_Goal_
Gather every line that includes the word "JSON", please.

_Recorded information_
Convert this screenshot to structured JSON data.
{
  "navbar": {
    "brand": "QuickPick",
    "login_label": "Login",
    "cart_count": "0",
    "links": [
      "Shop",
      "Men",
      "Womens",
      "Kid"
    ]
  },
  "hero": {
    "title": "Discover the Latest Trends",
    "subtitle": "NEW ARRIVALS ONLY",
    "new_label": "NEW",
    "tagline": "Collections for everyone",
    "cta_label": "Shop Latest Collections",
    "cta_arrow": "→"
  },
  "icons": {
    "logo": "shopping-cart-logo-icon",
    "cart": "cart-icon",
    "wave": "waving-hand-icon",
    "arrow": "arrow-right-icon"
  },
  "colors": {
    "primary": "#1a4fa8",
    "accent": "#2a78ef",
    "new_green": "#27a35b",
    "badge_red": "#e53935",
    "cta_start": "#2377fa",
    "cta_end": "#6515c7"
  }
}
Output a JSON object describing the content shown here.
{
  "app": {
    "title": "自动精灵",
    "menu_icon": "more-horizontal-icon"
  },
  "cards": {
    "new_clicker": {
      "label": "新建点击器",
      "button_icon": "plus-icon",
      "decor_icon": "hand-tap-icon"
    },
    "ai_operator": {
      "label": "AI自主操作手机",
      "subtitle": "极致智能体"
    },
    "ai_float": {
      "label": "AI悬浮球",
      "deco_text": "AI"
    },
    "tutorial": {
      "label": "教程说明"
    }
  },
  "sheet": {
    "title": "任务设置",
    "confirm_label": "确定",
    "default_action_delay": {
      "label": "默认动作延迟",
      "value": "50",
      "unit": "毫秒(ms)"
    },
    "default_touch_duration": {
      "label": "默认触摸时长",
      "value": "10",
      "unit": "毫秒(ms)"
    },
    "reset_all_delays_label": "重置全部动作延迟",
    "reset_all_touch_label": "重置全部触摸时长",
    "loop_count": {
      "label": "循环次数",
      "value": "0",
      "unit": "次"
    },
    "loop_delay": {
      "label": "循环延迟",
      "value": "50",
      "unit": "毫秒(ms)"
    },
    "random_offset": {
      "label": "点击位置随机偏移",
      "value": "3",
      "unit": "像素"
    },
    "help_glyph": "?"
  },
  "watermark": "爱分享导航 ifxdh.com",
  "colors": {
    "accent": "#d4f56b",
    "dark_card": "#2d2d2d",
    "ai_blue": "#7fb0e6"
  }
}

_Task answer_
Convert this screenshot to structured JSON data.
Output a JSON object describing the content shown here.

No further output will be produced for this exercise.